● **AVAILABLE RECORDS**
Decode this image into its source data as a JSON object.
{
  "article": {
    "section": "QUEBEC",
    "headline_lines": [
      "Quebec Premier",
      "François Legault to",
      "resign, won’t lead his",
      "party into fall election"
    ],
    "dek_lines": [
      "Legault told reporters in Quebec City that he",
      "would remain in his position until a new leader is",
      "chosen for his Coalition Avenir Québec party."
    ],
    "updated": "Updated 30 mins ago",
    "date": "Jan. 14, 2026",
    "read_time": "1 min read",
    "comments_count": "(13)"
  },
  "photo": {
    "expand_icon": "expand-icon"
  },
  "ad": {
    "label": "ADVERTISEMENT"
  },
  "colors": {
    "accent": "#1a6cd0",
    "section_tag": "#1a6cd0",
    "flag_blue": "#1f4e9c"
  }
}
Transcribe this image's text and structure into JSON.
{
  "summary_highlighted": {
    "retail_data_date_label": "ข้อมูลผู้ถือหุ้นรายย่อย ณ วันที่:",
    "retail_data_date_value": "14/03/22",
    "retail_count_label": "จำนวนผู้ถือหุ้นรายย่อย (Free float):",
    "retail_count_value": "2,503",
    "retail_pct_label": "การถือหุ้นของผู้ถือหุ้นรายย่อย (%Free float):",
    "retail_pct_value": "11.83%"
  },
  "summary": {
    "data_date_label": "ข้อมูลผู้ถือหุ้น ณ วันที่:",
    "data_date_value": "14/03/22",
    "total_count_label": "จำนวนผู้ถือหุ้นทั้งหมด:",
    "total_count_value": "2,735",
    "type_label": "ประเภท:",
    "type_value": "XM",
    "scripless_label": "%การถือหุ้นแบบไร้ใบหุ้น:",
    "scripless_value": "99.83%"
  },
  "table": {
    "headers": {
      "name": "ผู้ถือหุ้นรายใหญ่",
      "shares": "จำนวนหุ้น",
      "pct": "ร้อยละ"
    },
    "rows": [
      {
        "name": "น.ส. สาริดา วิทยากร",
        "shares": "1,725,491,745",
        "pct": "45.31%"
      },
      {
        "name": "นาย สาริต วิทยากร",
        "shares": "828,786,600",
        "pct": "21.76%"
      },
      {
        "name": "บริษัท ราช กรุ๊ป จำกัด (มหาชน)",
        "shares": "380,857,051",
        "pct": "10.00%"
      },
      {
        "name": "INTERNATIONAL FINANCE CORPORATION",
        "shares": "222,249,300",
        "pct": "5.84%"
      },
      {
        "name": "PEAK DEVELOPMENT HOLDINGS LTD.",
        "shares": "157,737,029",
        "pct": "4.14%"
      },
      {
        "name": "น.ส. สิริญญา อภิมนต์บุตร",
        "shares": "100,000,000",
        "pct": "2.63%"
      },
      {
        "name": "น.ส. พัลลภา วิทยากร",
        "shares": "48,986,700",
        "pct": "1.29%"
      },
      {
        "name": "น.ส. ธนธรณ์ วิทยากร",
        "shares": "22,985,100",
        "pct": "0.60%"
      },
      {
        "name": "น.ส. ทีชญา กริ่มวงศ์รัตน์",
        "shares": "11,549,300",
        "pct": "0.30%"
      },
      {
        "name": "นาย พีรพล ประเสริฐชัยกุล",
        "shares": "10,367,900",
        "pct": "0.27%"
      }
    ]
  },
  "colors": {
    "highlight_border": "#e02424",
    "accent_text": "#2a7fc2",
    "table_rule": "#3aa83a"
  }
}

● **AIM**
Your task is to output the full set of records exactly as presented.

● **ANSWER TO THIS PROBLEM**
Decode this image into its source data as a JSON object.
{
  "article": {
    "section": "QUEBEC",
    "headline_lines": [
      "Quebec Premier",
      "François Legault to",
      "resign, won’t lead his",
      "party into fall election"
    ],
    "dek_lines": [
      "Legault told reporters in Quebec City that he",
      "would remain in his position until a new leader is",
      "chosen for his Coalition Avenir Québec party."
    ],
    "updated": "Updated 30 mins ago",
    "date": "Jan. 14, 2026",
    "read_time": "1 min read",
    "comments_count": "(13)"
  },
  "photo": {
    "expand_icon": "expand-icon"
  },
  "ad": {
    "label": "ADVERTISEMENT"
  },
  "colors": {
    "accent": "#1a6cd0",
    "section_tag": "#1a6cd0",
    "flag_blue": "#1f4e9c"
  }
}
Transcribe this image's text and structure into JSON.
{
  "summary_highlighted": {
    "retail_data_date_label": "ข้อมูลผู้ถือหุ้นรายย่อย ณ วันที่:",
    "retail_data_date_value": "14/03/22",
    "retail_count_label": "จำนวนผู้ถือหุ้นรายย่อย (Free float):",
    "retail_count_value": "2,503",
    "retail_pct_label": "การถือหุ้นของผู้ถือหุ้นรายย่อย (%Free float):",
    "retail_pct_value": "11.83%"
  },
  "summary": {
    "data_date_label": "ข้อมูลผู้ถือหุ้น ณ วันที่:",
    "data_date_value": "14/03/22",
    "total_count_label": "จำนวนผู้ถือหุ้นทั้งหมด:",
    "total_count_value": "2,735",
    "type_label": "ประเภท:",
    "type_value": "XM",
    "scripless_label": "%การถือหุ้นแบบไร้ใบหุ้น:",
    "scripless_value": "99.83%"
  },
  "table": {
    "headers": {
      "name": "ผู้ถือหุ้นรายใหญ่",
      "shares": "จำนวนหุ้น",
      "pct": "ร้อยละ"
    },
    "rows": [
      {
        "name": "น.ส. สาริดา วิทยากร",
        "shares": "1,725,491,745",
        "pct": "45.31%"
      },
      {
        "name": "นาย สาริต วิทยากร",
        "shares": "828,786,600",
        "pct": "21.76%"
      },
      {
        "name": "บริษัท ราช กรุ๊ป จำกัด (มหาชน)",
        "shares": "380,857,051",
        "pct": "10.00%"
      },
      {
        "name": "INTERNATIONAL FINANCE CORPORATION",
        "shares": "222,249,300",
        "pct": "5.84%"
      },
      {
        "name": "PEAK DEVELOPMENT HOLDINGS LTD.",
        "shares": "157,737,029",
        "pct": "4.14%"
      },
      {
        "name": "น.ส. สิริญญา อภิมนต์บุตร",
        "shares": "100,000,000",
        "pct": "2.63%"
      },
      {
        "name": "น.ส. พัลลภา วิทยากร",
        "shares": "48,986,700",
        "pct": "1.29%"
      },
      {
        "name": "น.ส. ธนธรณ์ วิทยากร",
        "shares": "22,985,100",
        "pct": "0.60%"
      },
      {
        "name": "น.ส. ทีชญา กริ่มวงศ์รัตน์",
        "shares": "11,549,300",
        "pct": "0.30%"
      },
      {
        "name": "นาย พีรพล ประเสริฐชัยกุล",
        "shares": "10,367,900",
        "pct": "0.27%"
      }
    ]
  },
  "colors": {
    "highlight_border": "#e02424",
    "accent_text": "#2a7fc2",
    "table_rule": "#3aa83a"
  }
}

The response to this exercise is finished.